▶ _Written task_
Write out every entry precisely as given, leaving the pictures out.

[A block of data]
============================================================

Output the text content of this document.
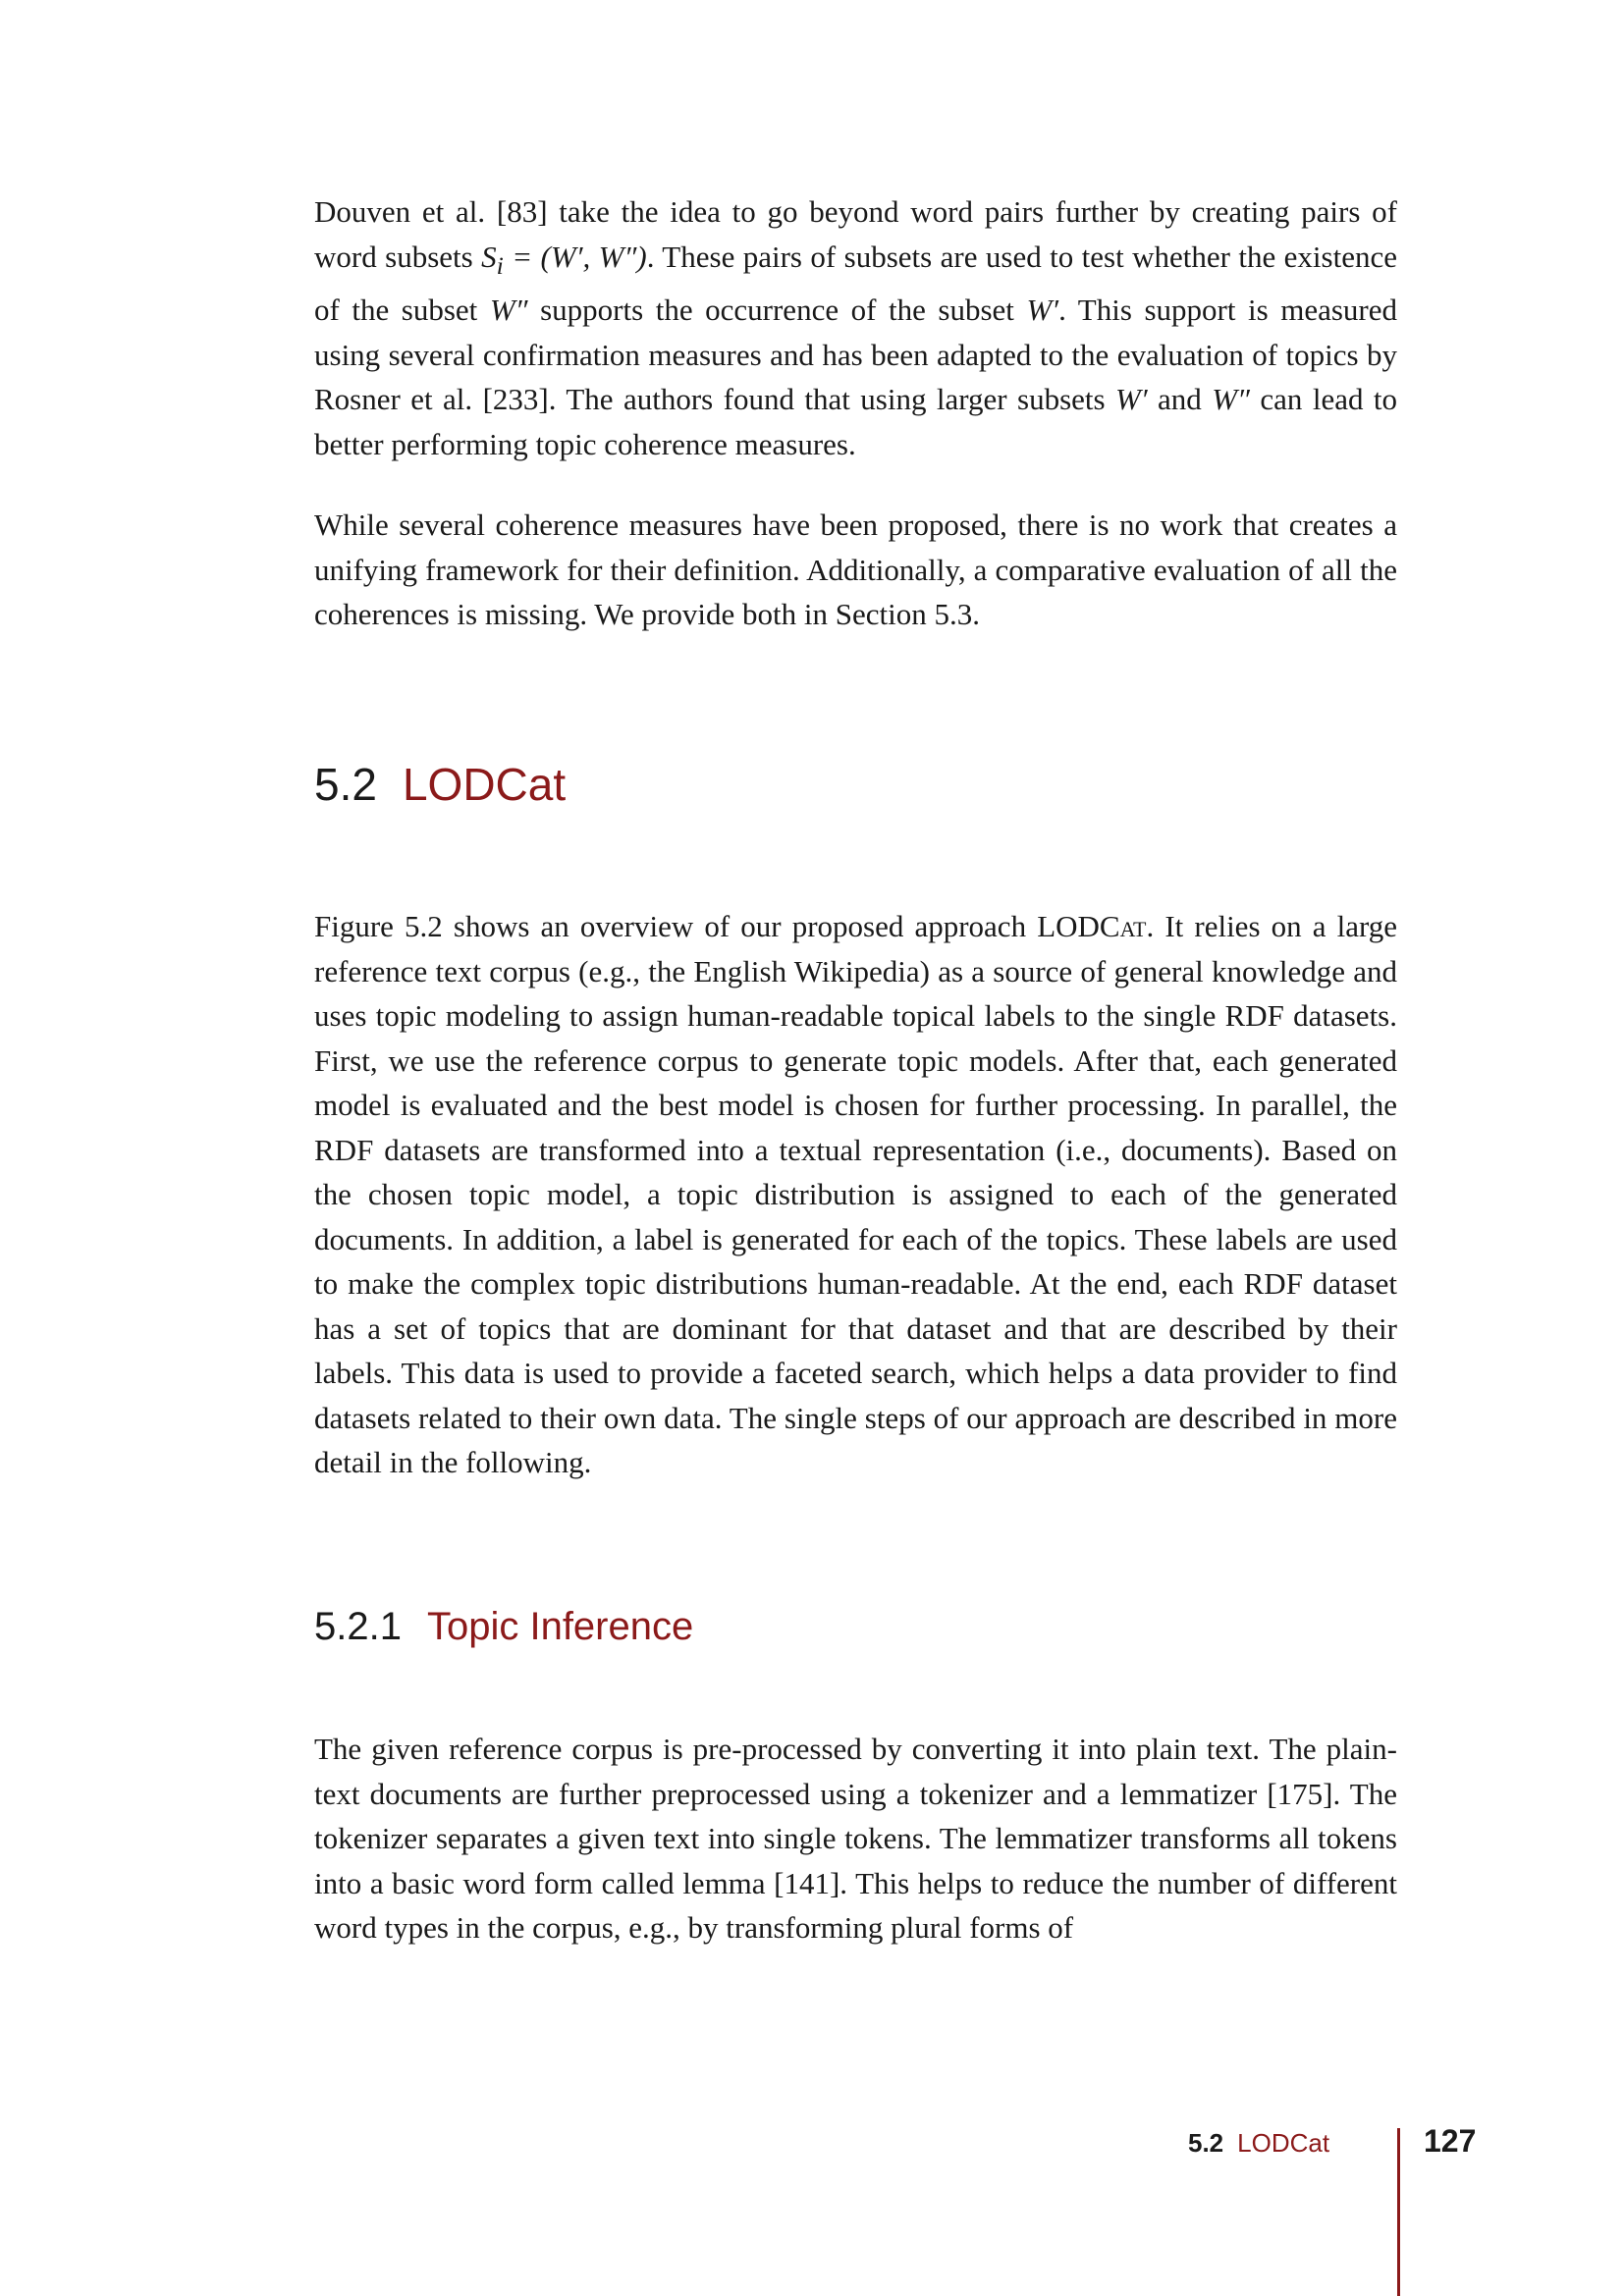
Douven et al. [83] take the idea to go beyond word pairs further by creating pairs of word subsets $S_i = (W'$, W″). These pairs of subsets are used to test whether the existence of the subset W″ supports the occurrence of the subset W′. This support is measured using several confirmation measures and has been adapted to the evaluation of topics by Rosner et al. [233]. The authors found that using larger subsets W′ and W″ can lead to better performing topic coherence measures.
While several coherence measures have been proposed, there is no work that creates a unifying framework for their definition. Additionally, a comparative evaluation of all the coherences is missing. We provide both in Section 5.3.
5.2 LODCat
Figure 5.2 shows an overview of our proposed approach LODCat. It relies on a large reference text corpus (e.g., the English Wikipedia) as a source of general knowledge and uses topic modeling to assign human-readable topical labels to the single RDF datasets. First, we use the reference corpus to generate topic models. After that, each generated model is evaluated and the best model is chosen for further processing. In parallel, the RDF datasets are transformed into a textual representation (i.e., documents). Based on the chosen topic model, a topic distribution is assigned to each of the generated documents. In addition, a label is generated for each of the topics. These labels are used to make the complex topic distributions human-readable. At the end, each RDF dataset has a set of topics that are dominant for that dataset and that are described by their labels. This data is used to provide a faceted search, which helps a data provider to find datasets related to their own data. The single steps of our approach are described in more detail in the following.
5.2.1 Topic Inference
The given reference corpus is pre-processed by converting it into plain text. The plain-text documents are further preprocessed using a tokenizer and a lemmatizer [175]. The tokenizer separates a given text into single tokens. The lemmatizer transforms all tokens into a basic word form called lemma [141]. This helps to reduce the number of different word types in the corpus, e.g., by transforming plural forms of
5.2 LODCat	127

============================================================

▶ _Output for this exercise_
Output the text content of this document.
Douven et al. [83] take the idea to go beyond word pairs further by creating pairs of word subsets $S_i = (W'$, W″). These pairs of subsets are used to test whether the existence of the subset W″ supports the occurrence of the subset W′. This support is measured using several confirmation measures and has been adapted to the evaluation of topics by Rosner et al. [233]. The authors found that using larger subsets W′ and W″ can lead to better performing topic coherence measures.
While several coherence measures have been proposed, there is no work that creates a unifying framework for their definition. Additionally, a comparative evaluation of all the coherences is missing. We provide both in Section 5.3.
5.2 LODCat
Figure 5.2 shows an overview of our proposed approach LODCat. It relies on a large reference text corpus (e.g., the English Wikipedia) as a source of general knowledge and uses topic modeling to assign human-readable topical labels to the single RDF datasets. First, we use the reference corpus to generate topic models. After that, each generated model is evaluated and the best model is chosen for further processing. In parallel, the RDF datasets are transformed into a textual representation (i.e., documents). Based on the chosen topic model, a topic distribution is assigned to each of the generated documents. In addition, a label is generated for each of the topics. These labels are used to make the complex topic distributions human-readable. At the end, each RDF dataset has a set of topics that are dominant for that dataset and that are described by their labels. This data is used to provide a faceted search, which helps a data provider to find datasets related to their own data. The single steps of our approach are described in more detail in the following.
5.2.1 Topic Inference
The given reference corpus is pre-processed by converting it into plain text. The plain-text documents are further preprocessed using a tokenizer and a lemmatizer [175]. The tokenizer separates a given text into single tokens. The lemmatizer transforms all tokens into a basic word form called lemma [141]. This helps to reduce the number of different word types in the corpus, e.g., by transforming plural forms of
5.2 LODCat	127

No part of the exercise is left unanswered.